- WHAT YOU ARE ASKED TO DO: Reproduce the records below in full and without edits, omitting images.

- PROVIDED DATA:
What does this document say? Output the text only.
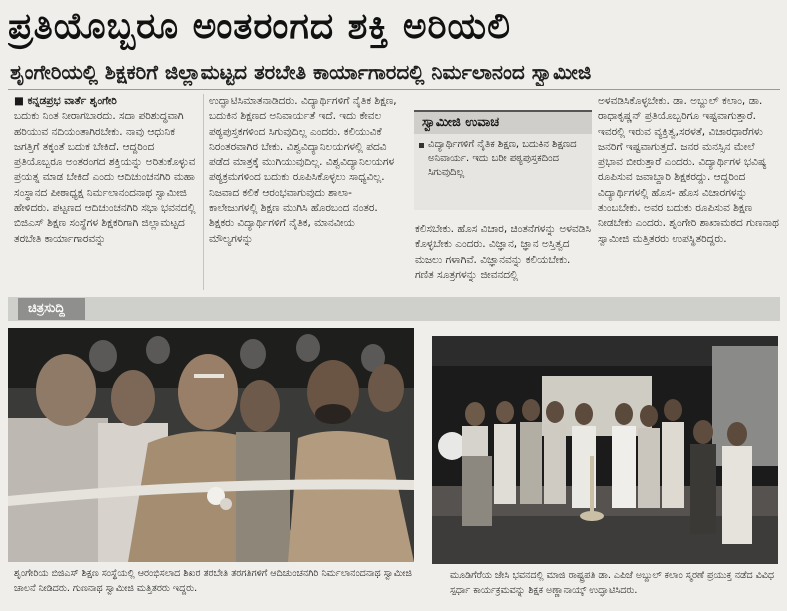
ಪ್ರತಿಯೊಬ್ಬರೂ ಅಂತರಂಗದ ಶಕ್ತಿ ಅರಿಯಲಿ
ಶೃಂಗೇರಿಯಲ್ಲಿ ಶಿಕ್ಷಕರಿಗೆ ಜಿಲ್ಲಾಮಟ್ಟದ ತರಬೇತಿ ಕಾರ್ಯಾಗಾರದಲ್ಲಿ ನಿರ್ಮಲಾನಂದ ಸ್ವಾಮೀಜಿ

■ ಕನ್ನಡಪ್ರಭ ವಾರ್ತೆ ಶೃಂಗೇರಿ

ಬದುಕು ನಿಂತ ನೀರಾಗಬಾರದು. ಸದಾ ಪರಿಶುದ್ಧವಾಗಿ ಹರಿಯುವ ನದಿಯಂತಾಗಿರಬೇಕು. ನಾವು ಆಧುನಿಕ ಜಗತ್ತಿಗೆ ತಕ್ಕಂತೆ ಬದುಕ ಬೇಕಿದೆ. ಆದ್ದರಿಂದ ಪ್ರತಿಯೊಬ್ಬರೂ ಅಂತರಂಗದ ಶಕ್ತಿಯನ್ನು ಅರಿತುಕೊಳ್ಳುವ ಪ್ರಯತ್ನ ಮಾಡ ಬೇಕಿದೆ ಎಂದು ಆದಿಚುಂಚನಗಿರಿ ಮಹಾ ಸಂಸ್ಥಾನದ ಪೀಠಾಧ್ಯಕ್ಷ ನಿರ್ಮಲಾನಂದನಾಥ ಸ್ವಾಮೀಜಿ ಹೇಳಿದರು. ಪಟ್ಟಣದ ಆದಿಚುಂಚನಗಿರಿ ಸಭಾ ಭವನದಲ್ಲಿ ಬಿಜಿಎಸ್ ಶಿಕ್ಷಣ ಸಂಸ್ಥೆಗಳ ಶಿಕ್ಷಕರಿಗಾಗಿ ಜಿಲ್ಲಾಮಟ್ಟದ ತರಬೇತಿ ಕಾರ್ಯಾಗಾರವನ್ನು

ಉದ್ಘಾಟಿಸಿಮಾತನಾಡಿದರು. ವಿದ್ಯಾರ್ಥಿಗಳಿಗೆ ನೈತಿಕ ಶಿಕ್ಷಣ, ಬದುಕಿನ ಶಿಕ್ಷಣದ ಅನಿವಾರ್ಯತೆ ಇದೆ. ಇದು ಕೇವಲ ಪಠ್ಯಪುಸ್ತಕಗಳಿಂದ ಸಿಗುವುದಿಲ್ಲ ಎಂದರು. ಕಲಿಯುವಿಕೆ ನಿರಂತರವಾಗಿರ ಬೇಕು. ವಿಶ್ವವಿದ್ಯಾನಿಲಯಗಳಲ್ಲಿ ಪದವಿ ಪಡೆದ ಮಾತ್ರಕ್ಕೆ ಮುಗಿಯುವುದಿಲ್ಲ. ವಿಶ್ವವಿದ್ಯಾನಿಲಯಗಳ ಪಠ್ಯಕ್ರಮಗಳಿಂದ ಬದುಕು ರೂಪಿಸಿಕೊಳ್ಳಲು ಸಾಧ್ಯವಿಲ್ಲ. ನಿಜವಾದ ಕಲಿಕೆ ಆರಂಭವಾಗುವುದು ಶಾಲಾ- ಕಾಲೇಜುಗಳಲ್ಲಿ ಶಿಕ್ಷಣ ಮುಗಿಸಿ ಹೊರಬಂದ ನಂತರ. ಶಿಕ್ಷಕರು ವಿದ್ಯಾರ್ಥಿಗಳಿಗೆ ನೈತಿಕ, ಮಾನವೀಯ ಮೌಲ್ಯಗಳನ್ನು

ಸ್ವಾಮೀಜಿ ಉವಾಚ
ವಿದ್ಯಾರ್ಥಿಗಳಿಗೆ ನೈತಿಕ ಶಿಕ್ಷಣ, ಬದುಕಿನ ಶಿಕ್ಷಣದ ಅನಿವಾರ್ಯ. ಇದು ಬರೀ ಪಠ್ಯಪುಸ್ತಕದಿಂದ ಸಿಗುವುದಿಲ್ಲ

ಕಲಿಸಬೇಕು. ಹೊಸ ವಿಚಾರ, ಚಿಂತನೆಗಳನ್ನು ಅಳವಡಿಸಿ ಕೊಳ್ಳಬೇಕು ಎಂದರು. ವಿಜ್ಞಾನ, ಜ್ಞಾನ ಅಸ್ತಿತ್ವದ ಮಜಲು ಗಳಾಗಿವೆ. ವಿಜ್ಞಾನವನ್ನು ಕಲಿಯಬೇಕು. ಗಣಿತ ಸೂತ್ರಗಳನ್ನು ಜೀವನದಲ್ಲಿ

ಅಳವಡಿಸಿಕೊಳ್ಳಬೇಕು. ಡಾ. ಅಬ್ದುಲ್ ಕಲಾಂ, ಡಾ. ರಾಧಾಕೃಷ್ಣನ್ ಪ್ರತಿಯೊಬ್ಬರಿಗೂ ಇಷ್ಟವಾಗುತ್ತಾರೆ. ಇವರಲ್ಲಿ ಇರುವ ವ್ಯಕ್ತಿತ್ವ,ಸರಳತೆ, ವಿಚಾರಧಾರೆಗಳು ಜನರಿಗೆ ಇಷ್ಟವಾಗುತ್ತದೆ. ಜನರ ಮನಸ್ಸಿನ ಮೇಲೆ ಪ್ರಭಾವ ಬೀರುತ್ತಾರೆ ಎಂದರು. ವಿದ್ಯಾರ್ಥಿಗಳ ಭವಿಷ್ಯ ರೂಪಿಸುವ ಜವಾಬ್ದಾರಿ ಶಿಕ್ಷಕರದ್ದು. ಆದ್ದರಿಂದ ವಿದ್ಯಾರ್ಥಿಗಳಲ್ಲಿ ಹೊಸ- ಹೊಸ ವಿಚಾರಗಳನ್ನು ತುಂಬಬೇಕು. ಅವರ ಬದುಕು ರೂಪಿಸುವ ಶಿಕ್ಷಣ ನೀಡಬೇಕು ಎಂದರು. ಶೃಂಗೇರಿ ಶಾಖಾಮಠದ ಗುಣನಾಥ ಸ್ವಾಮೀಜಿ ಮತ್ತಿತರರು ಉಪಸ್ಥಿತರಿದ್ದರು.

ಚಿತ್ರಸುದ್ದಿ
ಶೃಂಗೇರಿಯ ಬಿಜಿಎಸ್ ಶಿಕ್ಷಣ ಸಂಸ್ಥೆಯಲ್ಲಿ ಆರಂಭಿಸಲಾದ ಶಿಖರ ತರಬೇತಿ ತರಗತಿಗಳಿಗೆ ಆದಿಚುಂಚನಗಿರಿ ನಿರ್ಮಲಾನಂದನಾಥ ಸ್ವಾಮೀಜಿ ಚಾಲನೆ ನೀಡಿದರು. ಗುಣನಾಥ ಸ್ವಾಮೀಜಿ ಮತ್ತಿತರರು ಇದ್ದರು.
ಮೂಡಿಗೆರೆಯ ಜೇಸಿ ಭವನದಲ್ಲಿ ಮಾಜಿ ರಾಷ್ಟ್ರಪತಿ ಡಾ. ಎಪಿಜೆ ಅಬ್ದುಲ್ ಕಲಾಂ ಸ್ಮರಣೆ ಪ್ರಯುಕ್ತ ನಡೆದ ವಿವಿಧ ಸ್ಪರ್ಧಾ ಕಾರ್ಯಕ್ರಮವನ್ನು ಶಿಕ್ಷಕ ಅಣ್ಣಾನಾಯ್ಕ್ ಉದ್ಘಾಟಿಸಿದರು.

- COMPLETE ANSWER:
What does this document say? Output the text only.
ಪ್ರತಿಯೊಬ್ಬರೂ ಅಂತರಂಗದ ಶಕ್ತಿ ಅರಿಯಲಿ
ಶೃಂಗೇರಿಯಲ್ಲಿ ಶಿಕ್ಷಕರಿಗೆ ಜಿಲ್ಲಾಮಟ್ಟದ ತರಬೇತಿ ಕಾರ್ಯಾಗಾರದಲ್ಲಿ ನಿರ್ಮಲಾನಂದ ಸ್ವಾಮೀಜಿ

■ ಕನ್ನಡಪ್ರಭ ವಾರ್ತೆ ಶೃಂಗೇರಿ

ಬದುಕು ನಿಂತ ನೀರಾಗಬಾರದು. ಸದಾ ಪರಿಶುದ್ಧವಾಗಿ ಹರಿಯುವ ನದಿಯಂತಾಗಿರಬೇಕು. ನಾವು ಆಧುನಿಕ ಜಗತ್ತಿಗೆ ತಕ್ಕಂತೆ ಬದುಕ ಬೇಕಿದೆ. ಆದ್ದರಿಂದ ಪ್ರತಿಯೊಬ್ಬರೂ ಅಂತರಂಗದ ಶಕ್ತಿಯನ್ನು ಅರಿತುಕೊಳ್ಳುವ ಪ್ರಯತ್ನ ಮಾಡ ಬೇಕಿದೆ ಎಂದು ಆದಿಚುಂಚನಗಿರಿ ಮಹಾ ಸಂಸ್ಥಾನದ ಪೀಠಾಧ್ಯಕ್ಷ ನಿರ್ಮಲಾನಂದನಾಥ ಸ್ವಾಮೀಜಿ ಹೇಳಿದರು. ಪಟ್ಟಣದ ಆದಿಚುಂಚನಗಿರಿ ಸಭಾ ಭವನದಲ್ಲಿ ಬಿಜಿಎಸ್ ಶಿಕ್ಷಣ ಸಂಸ್ಥೆಗಳ ಶಿಕ್ಷಕರಿಗಾಗಿ ಜಿಲ್ಲಾಮಟ್ಟದ ತರಬೇತಿ ಕಾರ್ಯಾಗಾರವನ್ನು

ಉದ್ಘಾಟಿಸಿಮಾತನಾಡಿದರು. ವಿದ್ಯಾರ್ಥಿಗಳಿಗೆ ನೈತಿಕ ಶಿಕ್ಷಣ, ಬದುಕಿನ ಶಿಕ್ಷಣದ ಅನಿವಾರ್ಯತೆ ಇದೆ. ಇದು ಕೇವಲ ಪಠ್ಯಪುಸ್ತಕಗಳಿಂದ ಸಿಗುವುದಿಲ್ಲ ಎಂದರು. ಕಲಿಯುವಿಕೆ ನಿರಂತರವಾಗಿರ ಬೇಕು. ವಿಶ್ವವಿದ್ಯಾನಿಲಯಗಳಲ್ಲಿ ಪದವಿ ಪಡೆದ ಮಾತ್ರಕ್ಕೆ ಮುಗಿಯುವುದಿಲ್ಲ. ವಿಶ್ವವಿದ್ಯಾನಿಲಯಗಳ ಪಠ್ಯಕ್ರಮಗಳಿಂದ ಬದುಕು ರೂಪಿಸಿಕೊಳ್ಳಲು ಸಾಧ್ಯವಿಲ್ಲ. ನಿಜವಾದ ಕಲಿಕೆ ಆರಂಭವಾಗುವುದು ಶಾಲಾ- ಕಾಲೇಜುಗಳಲ್ಲಿ ಶಿಕ್ಷಣ ಮುಗಿಸಿ ಹೊರಬಂದ ನಂತರ. ಶಿಕ್ಷಕರು ವಿದ್ಯಾರ್ಥಿಗಳಿಗೆ ನೈತಿಕ, ಮಾನವೀಯ ಮೌಲ್ಯಗಳನ್ನು

ಸ್ವಾಮೀಜಿ ಉವಾಚ
ವಿದ್ಯಾರ್ಥಿಗಳಿಗೆ ನೈತಿಕ ಶಿಕ್ಷಣ, ಬದುಕಿನ ಶಿಕ್ಷಣದ ಅನಿವಾರ್ಯ. ಇದು ಬರೀ ಪಠ್ಯಪುಸ್ತಕದಿಂದ ಸಿಗುವುದಿಲ್ಲ

ಕಲಿಸಬೇಕು. ಹೊಸ ವಿಚಾರ, ಚಿಂತನೆಗಳನ್ನು ಅಳವಡಿಸಿ ಕೊಳ್ಳಬೇಕು ಎಂದರು. ವಿಜ್ಞಾನ, ಜ್ಞಾನ ಅಸ್ತಿತ್ವದ ಮಜಲು ಗಳಾಗಿವೆ. ವಿಜ್ಞಾನವನ್ನು ಕಲಿಯಬೇಕು. ಗಣಿತ ಸೂತ್ರಗಳನ್ನು ಜೀವನದಲ್ಲಿ

ಅಳವಡಿಸಿಕೊಳ್ಳಬೇಕು. ಡಾ. ಅಬ್ದುಲ್ ಕಲಾಂ, ಡಾ. ರಾಧಾಕೃಷ್ಣನ್ ಪ್ರತಿಯೊಬ್ಬರಿಗೂ ಇಷ್ಟವಾಗುತ್ತಾರೆ. ಇವರಲ್ಲಿ ಇರುವ ವ್ಯಕ್ತಿತ್ವ,ಸರಳತೆ, ವಿಚಾರಧಾರೆಗಳು ಜನರಿಗೆ ಇಷ್ಟವಾಗುತ್ತದೆ. ಜನರ ಮನಸ್ಸಿನ ಮೇಲೆ ಪ್ರಭಾವ ಬೀರುತ್ತಾರೆ ಎಂದರು. ವಿದ್ಯಾರ್ಥಿಗಳ ಭವಿಷ್ಯ ರೂಪಿಸುವ ಜವಾಬ್ದಾರಿ ಶಿಕ್ಷಕರದ್ದು. ಆದ್ದರಿಂದ ವಿದ್ಯಾರ್ಥಿಗಳಲ್ಲಿ ಹೊಸ- ಹೊಸ ವಿಚಾರಗಳನ್ನು ತುಂಬಬೇಕು. ಅವರ ಬದುಕು ರೂಪಿಸುವ ಶಿಕ್ಷಣ ನೀಡಬೇಕು ಎಂದರು. ಶೃಂಗೇರಿ ಶಾಖಾಮಠದ ಗುಣನಾಥ ಸ್ವಾಮೀಜಿ ಮತ್ತಿತರರು ಉಪಸ್ಥಿತರಿದ್ದರು.

ಚಿತ್ರಸುದ್ದಿ
ಶೃಂಗೇರಿಯ ಬಿಜಿಎಸ್ ಶಿಕ್ಷಣ ಸಂಸ್ಥೆಯಲ್ಲಿ ಆರಂಭಿಸಲಾದ ಶಿಖರ ತರಬೇತಿ ತರಗತಿಗಳಿಗೆ ಆದಿಚುಂಚನಗಿರಿ ನಿರ್ಮಲಾನಂದನಾಥ ಸ್ವಾಮೀಜಿ ಚಾಲನೆ ನೀಡಿದರು. ಗುಣನಾಥ ಸ್ವಾಮೀಜಿ ಮತ್ತಿತರರು ಇದ್ದರು.
ಮೂಡಿಗೆರೆಯ ಜೇಸಿ ಭವನದಲ್ಲಿ ಮಾಜಿ ರಾಷ್ಟ್ರಪತಿ ಡಾ. ಎಪಿಜೆ ಅಬ್ದುಲ್ ಕಲಾಂ ಸ್ಮರಣೆ ಪ್ರಯುಕ್ತ ನಡೆದ ವಿವಿಧ ಸ್ಪರ್ಧಾ ಕಾರ್ಯಕ್ರಮವನ್ನು ಶಿಕ್ಷಕ ಅಣ್ಣಾನಾಯ್ಕ್ ಉದ್ಘಾಟಿಸಿದರು.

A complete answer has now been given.